--- BEGIN RAW DATA ---

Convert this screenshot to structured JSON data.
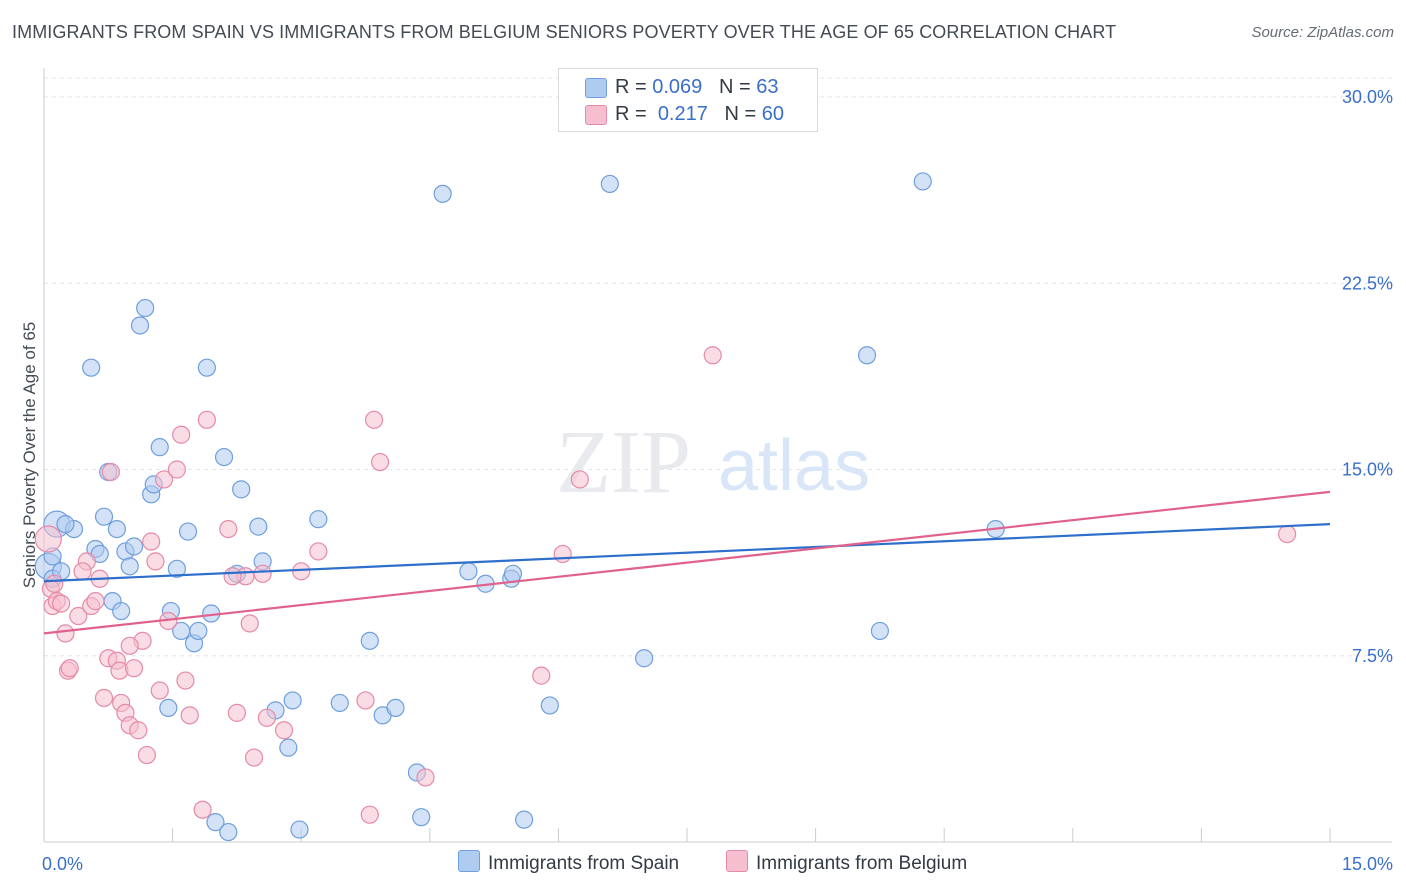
{
  "title": "IMMIGRANTS FROM SPAIN VS IMMIGRANTS FROM BELGIUM SENIORS POVERTY OVER THE AGE OF 65 CORRELATION CHART",
  "source": "Source: ZipAtlas.com",
  "watermark": {
    "zip": "ZIP",
    "atlas": "atlas"
  },
  "legend": {
    "spain": {
      "r_label": "R = ",
      "r_value": "0.069",
      "n_label": "N = ",
      "n_value": "63"
    },
    "belgium": {
      "r_label": "R = ",
      "r_value": "0.217",
      "n_label": "N = ",
      "n_value": "60"
    }
  },
  "colors": {
    "spain_fill": "#aecbf0",
    "spain_stroke": "#6f9fdc",
    "spain_line": "#2f6fcc",
    "belgium_fill": "#f6bfcf",
    "belgium_stroke": "#e58aa7",
    "belgium_line": "#e0628c",
    "tick_label": "#3a6fc9",
    "grid": "#e3e6ea"
  },
  "chart_data": {
    "type": "scatter",
    "title": "IMMIGRANTS FROM SPAIN VS IMMIGRANTS FROM BELGIUM SENIORS POVERTY OVER THE AGE OF 65 CORRELATION CHART",
    "xlabel": "",
    "ylabel": "Seniors Poverty Over the Age of 65",
    "xlim": [
      0,
      15.0
    ],
    "ylim": [
      0,
      30.0
    ],
    "x_ticks": [
      0,
      1.5,
      3.0,
      4.5,
      6.0,
      7.5,
      9.0,
      10.5,
      12.0,
      13.5,
      15.0
    ],
    "x_tick_labels": [
      {
        "value": 0,
        "label": "0.0%"
      },
      {
        "value": 15.0,
        "label": "15.0%"
      }
    ],
    "y_ticks": [
      {
        "value": 7.5,
        "label": "7.5%"
      },
      {
        "value": 15.0,
        "label": "15.0%"
      },
      {
        "value": 22.5,
        "label": "22.5%"
      },
      {
        "value": 30.0,
        "label": "30.0%"
      }
    ],
    "grid": true,
    "legend_position": "top-center",
    "series": [
      {
        "name": "Immigrants from Spain",
        "trend": {
          "x": [
            0,
            15.0
          ],
          "y": [
            10.5,
            12.8
          ]
        },
        "points": [
          {
            "x": 0.05,
            "y": 11.1,
            "big": true
          },
          {
            "x": 0.1,
            "y": 10.6
          },
          {
            "x": 0.15,
            "y": 12.8,
            "big": true
          },
          {
            "x": 0.2,
            "y": 10.9
          },
          {
            "x": 0.35,
            "y": 12.6
          },
          {
            "x": 0.55,
            "y": 19.1
          },
          {
            "x": 0.6,
            "y": 11.8
          },
          {
            "x": 0.65,
            "y": 11.6
          },
          {
            "x": 0.7,
            "y": 13.1
          },
          {
            "x": 0.75,
            "y": 14.9
          },
          {
            "x": 0.8,
            "y": 9.7
          },
          {
            "x": 0.85,
            "y": 12.6
          },
          {
            "x": 0.9,
            "y": 9.3
          },
          {
            "x": 0.95,
            "y": 11.7
          },
          {
            "x": 1.0,
            "y": 11.1
          },
          {
            "x": 1.05,
            "y": 11.9
          },
          {
            "x": 1.12,
            "y": 20.8
          },
          {
            "x": 1.18,
            "y": 21.5
          },
          {
            "x": 1.25,
            "y": 14.0
          },
          {
            "x": 1.28,
            "y": 14.4
          },
          {
            "x": 1.35,
            "y": 15.9
          },
          {
            "x": 1.45,
            "y": 5.4
          },
          {
            "x": 1.48,
            "y": 9.3
          },
          {
            "x": 1.55,
            "y": 11.0
          },
          {
            "x": 1.6,
            "y": 8.5
          },
          {
            "x": 1.68,
            "y": 12.5
          },
          {
            "x": 1.75,
            "y": 8.0
          },
          {
            "x": 1.8,
            "y": 8.5
          },
          {
            "x": 1.9,
            "y": 19.1
          },
          {
            "x": 1.95,
            "y": 9.2
          },
          {
            "x": 2.0,
            "y": 0.8
          },
          {
            "x": 2.1,
            "y": 15.5
          },
          {
            "x": 2.15,
            "y": 0.4
          },
          {
            "x": 2.25,
            "y": 10.8
          },
          {
            "x": 2.3,
            "y": 14.2
          },
          {
            "x": 2.5,
            "y": 12.7
          },
          {
            "x": 2.55,
            "y": 11.3
          },
          {
            "x": 2.7,
            "y": 5.3
          },
          {
            "x": 2.85,
            "y": 3.8
          },
          {
            "x": 2.9,
            "y": 5.7
          },
          {
            "x": 2.98,
            "y": 0.5
          },
          {
            "x": 3.2,
            "y": 13.0
          },
          {
            "x": 3.45,
            "y": 5.6
          },
          {
            "x": 3.8,
            "y": 8.1
          },
          {
            "x": 3.95,
            "y": 5.1
          },
          {
            "x": 4.1,
            "y": 5.4
          },
          {
            "x": 4.35,
            "y": 2.8
          },
          {
            "x": 4.4,
            "y": 1.0
          },
          {
            "x": 4.65,
            "y": 26.1
          },
          {
            "x": 4.95,
            "y": 10.9
          },
          {
            "x": 5.15,
            "y": 10.4
          },
          {
            "x": 5.45,
            "y": 10.6
          },
          {
            "x": 5.47,
            "y": 10.8
          },
          {
            "x": 5.6,
            "y": 0.9
          },
          {
            "x": 5.9,
            "y": 5.5
          },
          {
            "x": 6.6,
            "y": 26.5
          },
          {
            "x": 7.0,
            "y": 7.4
          },
          {
            "x": 9.6,
            "y": 19.6
          },
          {
            "x": 9.75,
            "y": 8.5
          },
          {
            "x": 10.25,
            "y": 26.6
          },
          {
            "x": 11.1,
            "y": 12.6
          },
          {
            "x": 0.1,
            "y": 11.5
          },
          {
            "x": 0.25,
            "y": 12.8
          }
        ]
      },
      {
        "name": "Immigrants from Belgium",
        "trend": {
          "x": [
            0,
            15.0
          ],
          "y": [
            8.4,
            14.1
          ]
        },
        "points": [
          {
            "x": 0.05,
            "y": 12.2,
            "big": true
          },
          {
            "x": 0.08,
            "y": 10.2
          },
          {
            "x": 0.1,
            "y": 9.5
          },
          {
            "x": 0.15,
            "y": 9.7
          },
          {
            "x": 0.25,
            "y": 8.4
          },
          {
            "x": 0.28,
            "y": 6.9
          },
          {
            "x": 0.3,
            "y": 7.0
          },
          {
            "x": 0.4,
            "y": 9.1
          },
          {
            "x": 0.5,
            "y": 11.3
          },
          {
            "x": 0.55,
            "y": 9.5
          },
          {
            "x": 0.6,
            "y": 9.7
          },
          {
            "x": 0.65,
            "y": 10.6
          },
          {
            "x": 0.7,
            "y": 5.8
          },
          {
            "x": 0.75,
            "y": 7.4
          },
          {
            "x": 0.78,
            "y": 14.9
          },
          {
            "x": 0.85,
            "y": 7.3
          },
          {
            "x": 0.88,
            "y": 6.9
          },
          {
            "x": 0.9,
            "y": 5.6
          },
          {
            "x": 0.95,
            "y": 5.2
          },
          {
            "x": 1.0,
            "y": 4.7
          },
          {
            "x": 1.05,
            "y": 7.0
          },
          {
            "x": 1.1,
            "y": 4.5
          },
          {
            "x": 1.15,
            "y": 8.1
          },
          {
            "x": 1.2,
            "y": 3.5
          },
          {
            "x": 1.25,
            "y": 12.1
          },
          {
            "x": 1.3,
            "y": 11.3
          },
          {
            "x": 1.35,
            "y": 6.1
          },
          {
            "x": 1.4,
            "y": 14.6
          },
          {
            "x": 1.45,
            "y": 8.9
          },
          {
            "x": 1.55,
            "y": 15.0
          },
          {
            "x": 1.6,
            "y": 16.4
          },
          {
            "x": 1.65,
            "y": 6.5
          },
          {
            "x": 1.7,
            "y": 5.1
          },
          {
            "x": 1.85,
            "y": 1.3
          },
          {
            "x": 1.9,
            "y": 17.0
          },
          {
            "x": 2.15,
            "y": 12.6
          },
          {
            "x": 2.25,
            "y": 5.2
          },
          {
            "x": 2.35,
            "y": 10.7
          },
          {
            "x": 2.4,
            "y": 8.8
          },
          {
            "x": 2.45,
            "y": 3.4
          },
          {
            "x": 2.55,
            "y": 10.8
          },
          {
            "x": 2.6,
            "y": 5.0
          },
          {
            "x": 2.8,
            "y": 4.5
          },
          {
            "x": 3.0,
            "y": 10.9
          },
          {
            "x": 3.2,
            "y": 11.7
          },
          {
            "x": 3.75,
            "y": 5.7
          },
          {
            "x": 3.8,
            "y": 1.1
          },
          {
            "x": 3.85,
            "y": 17.0
          },
          {
            "x": 3.92,
            "y": 15.3
          },
          {
            "x": 4.45,
            "y": 2.6
          },
          {
            "x": 5.8,
            "y": 6.7
          },
          {
            "x": 6.05,
            "y": 11.6
          },
          {
            "x": 6.25,
            "y": 14.6
          },
          {
            "x": 7.8,
            "y": 19.6
          },
          {
            "x": 14.5,
            "y": 12.4
          },
          {
            "x": 0.12,
            "y": 10.4
          },
          {
            "x": 0.45,
            "y": 10.9
          },
          {
            "x": 1.0,
            "y": 7.9
          },
          {
            "x": 2.2,
            "y": 10.7
          },
          {
            "x": 0.2,
            "y": 9.6
          }
        ]
      }
    ]
  },
  "bottom_legend": {
    "spain": "Immigrants from Spain",
    "belgium": "Immigrants from Belgium"
  }
}
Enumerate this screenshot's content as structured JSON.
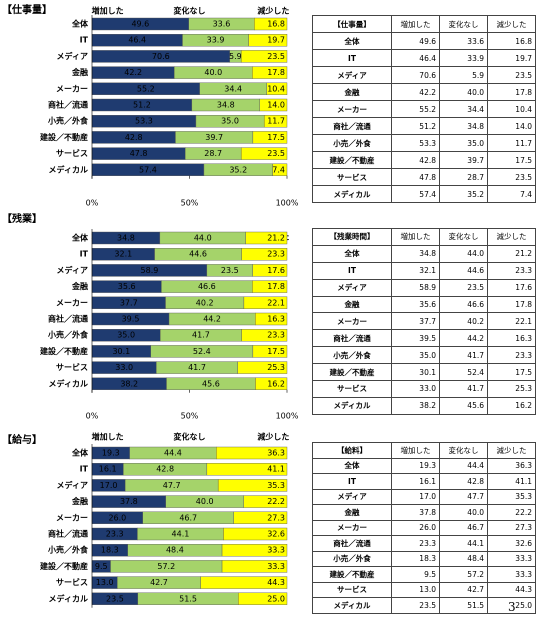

--- END RAW DATA ---

WHAT THE EXERCISE ASKS >>
Show all lines from the records above where the word "name" occurs.

ANSWER TO THIS EXERCISE >>
        "name": "Immigrants from Spain",
        "name": "Immigrants from Belgium",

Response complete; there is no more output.